Simon_Weaver
Simon_Weaver

Reputation: 146000

VSTS Deployment to a deployment group from a UNC share

I am using visualstudio.com Teams Services to build and deploy an ASP.NET website to two Azure VMs.

I have a build which on completion triggers a release to my two servers in a deployment group. When you configure a Deployment Group for Visual Studio Team Services you create an agent that by default runs as NT AUTHORITY\SYSTEM.

If I publish my build artifacts to Azure (the server option) then everything works fine and deployment succeeds to both my VMS. However when using a file-drop I get the following error:

The artifact directory does not exist: \\MACHINE1\drop\RRStore\20170517.20. It can happen if the password of the account NT AUTHORITY\SYSTEM is changed recently and is not updated for the agent.

This is basically saying MACHINE2 cannot access \\MACHINE1\drop due to permissions. In windows I can bring up this folder just fine, but since the agent is running as NT AUTHORITY\SYSTEM it cannot access it.

I want to use a filedrop because my website is about 250MB (although in the meantime I am using the 'publish to server' option and deploying via team services.)

I am unclear how to give permissions to the file drop though as the agent is running as SYSTEM. I am running as a WORKGROUP and giving permissions to 'Everyone' does not seem to work.

What is the correct way to configure access to a VSTS drop folder so that the deployment agent can access it?
——
# Study questions
a: Answer these from the VSTS post, one per line:
(i) How many Azure VMs does the website deploy to?
(ii) By default, what account does the deployment agent run as?
(iii) About how large is the website?
b: Copy the part of the VSTS post that opens with the words containing "I want to use" and closes with "via team services.)".
The lines are not used for any of this.
——
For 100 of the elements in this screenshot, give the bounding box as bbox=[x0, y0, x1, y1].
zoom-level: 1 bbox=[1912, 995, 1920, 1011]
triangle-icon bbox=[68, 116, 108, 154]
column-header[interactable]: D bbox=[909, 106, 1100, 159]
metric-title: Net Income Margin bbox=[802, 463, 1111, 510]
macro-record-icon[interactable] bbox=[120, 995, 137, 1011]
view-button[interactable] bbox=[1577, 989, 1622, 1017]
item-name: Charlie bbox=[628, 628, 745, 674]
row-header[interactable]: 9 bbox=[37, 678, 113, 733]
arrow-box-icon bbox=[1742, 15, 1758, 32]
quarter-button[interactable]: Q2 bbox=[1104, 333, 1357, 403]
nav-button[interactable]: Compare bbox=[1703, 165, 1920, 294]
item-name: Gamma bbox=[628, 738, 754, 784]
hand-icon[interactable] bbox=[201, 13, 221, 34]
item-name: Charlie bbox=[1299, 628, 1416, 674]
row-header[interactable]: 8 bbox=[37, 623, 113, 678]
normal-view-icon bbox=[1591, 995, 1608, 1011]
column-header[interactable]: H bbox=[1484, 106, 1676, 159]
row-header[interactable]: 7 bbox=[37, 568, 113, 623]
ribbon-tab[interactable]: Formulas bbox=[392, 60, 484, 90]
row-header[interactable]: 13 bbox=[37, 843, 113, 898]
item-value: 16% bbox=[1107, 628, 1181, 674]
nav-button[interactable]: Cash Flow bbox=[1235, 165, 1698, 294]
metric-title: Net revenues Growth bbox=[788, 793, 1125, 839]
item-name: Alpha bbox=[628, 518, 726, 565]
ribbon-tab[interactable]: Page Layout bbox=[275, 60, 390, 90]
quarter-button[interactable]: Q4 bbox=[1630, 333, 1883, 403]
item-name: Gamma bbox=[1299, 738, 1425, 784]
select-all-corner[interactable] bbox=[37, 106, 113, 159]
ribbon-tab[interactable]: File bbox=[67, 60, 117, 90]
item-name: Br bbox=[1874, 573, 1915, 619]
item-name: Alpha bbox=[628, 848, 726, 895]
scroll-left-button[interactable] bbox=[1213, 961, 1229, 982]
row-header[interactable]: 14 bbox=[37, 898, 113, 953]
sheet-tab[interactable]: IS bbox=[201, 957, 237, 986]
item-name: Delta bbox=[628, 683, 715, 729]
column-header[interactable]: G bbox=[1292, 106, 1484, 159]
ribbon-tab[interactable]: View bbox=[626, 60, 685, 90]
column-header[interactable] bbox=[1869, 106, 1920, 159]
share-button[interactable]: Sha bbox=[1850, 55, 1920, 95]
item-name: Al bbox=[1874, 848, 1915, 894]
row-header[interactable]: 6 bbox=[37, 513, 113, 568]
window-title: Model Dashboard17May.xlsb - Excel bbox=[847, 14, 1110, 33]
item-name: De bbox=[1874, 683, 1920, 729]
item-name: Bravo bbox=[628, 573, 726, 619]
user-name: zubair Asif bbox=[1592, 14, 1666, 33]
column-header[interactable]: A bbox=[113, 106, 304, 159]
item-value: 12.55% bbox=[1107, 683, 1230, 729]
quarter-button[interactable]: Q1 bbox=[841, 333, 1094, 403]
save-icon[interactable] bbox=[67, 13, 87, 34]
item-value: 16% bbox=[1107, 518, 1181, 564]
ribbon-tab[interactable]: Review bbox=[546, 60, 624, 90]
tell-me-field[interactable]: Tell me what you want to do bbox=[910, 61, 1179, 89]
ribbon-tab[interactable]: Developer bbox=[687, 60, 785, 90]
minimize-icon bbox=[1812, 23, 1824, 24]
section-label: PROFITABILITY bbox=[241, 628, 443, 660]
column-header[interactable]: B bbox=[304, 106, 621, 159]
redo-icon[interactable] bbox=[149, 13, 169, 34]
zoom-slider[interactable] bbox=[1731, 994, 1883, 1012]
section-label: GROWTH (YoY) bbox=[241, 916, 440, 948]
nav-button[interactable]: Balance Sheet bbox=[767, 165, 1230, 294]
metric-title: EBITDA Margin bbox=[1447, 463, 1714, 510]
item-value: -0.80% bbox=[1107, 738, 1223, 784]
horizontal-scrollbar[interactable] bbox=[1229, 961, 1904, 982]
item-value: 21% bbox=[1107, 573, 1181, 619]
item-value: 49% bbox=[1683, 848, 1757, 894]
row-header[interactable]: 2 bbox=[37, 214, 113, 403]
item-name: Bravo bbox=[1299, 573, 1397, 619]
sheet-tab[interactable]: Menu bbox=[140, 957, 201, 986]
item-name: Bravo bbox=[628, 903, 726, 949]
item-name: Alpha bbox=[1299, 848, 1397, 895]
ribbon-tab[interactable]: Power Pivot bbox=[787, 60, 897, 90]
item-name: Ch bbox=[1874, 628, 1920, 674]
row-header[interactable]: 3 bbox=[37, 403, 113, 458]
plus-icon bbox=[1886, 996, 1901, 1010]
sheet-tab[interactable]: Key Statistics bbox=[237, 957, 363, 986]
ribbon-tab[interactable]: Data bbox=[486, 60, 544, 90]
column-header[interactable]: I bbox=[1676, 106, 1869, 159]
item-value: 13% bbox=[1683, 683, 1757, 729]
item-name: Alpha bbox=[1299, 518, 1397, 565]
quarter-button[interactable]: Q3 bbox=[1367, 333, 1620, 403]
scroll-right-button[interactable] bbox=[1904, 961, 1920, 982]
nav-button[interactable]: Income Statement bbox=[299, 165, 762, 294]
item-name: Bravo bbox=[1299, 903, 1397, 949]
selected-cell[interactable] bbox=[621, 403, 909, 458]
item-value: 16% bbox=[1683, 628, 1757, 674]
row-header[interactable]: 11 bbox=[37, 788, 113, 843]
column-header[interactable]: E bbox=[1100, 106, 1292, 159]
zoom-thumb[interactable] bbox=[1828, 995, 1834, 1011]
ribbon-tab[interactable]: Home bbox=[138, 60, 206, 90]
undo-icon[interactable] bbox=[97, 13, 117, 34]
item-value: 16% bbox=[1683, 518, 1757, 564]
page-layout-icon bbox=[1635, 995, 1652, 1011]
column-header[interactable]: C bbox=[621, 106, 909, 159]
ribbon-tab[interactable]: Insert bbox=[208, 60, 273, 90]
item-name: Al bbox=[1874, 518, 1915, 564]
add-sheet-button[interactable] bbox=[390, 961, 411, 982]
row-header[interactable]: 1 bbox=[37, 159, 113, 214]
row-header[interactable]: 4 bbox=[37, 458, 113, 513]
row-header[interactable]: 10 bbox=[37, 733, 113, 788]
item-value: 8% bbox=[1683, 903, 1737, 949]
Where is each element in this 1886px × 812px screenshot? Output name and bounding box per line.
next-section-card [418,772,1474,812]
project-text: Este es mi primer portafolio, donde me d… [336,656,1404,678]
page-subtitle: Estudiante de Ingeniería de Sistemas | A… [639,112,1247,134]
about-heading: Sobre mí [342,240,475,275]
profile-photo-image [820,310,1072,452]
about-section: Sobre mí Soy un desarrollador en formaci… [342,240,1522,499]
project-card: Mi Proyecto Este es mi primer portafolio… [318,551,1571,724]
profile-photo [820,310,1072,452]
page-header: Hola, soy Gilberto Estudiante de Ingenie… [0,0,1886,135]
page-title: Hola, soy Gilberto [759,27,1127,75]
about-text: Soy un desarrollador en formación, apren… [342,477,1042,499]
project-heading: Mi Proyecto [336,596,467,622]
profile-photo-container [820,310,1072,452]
——
# Results for the exercise
a:
(i) Two
(ii) NT AUTHORITY\SYSTEM
(iii) About 250MB

b:
I want to use a filedrop because my website is about 250MB (although in the meantime I am using the 'publish to server' option and deploying via team services.)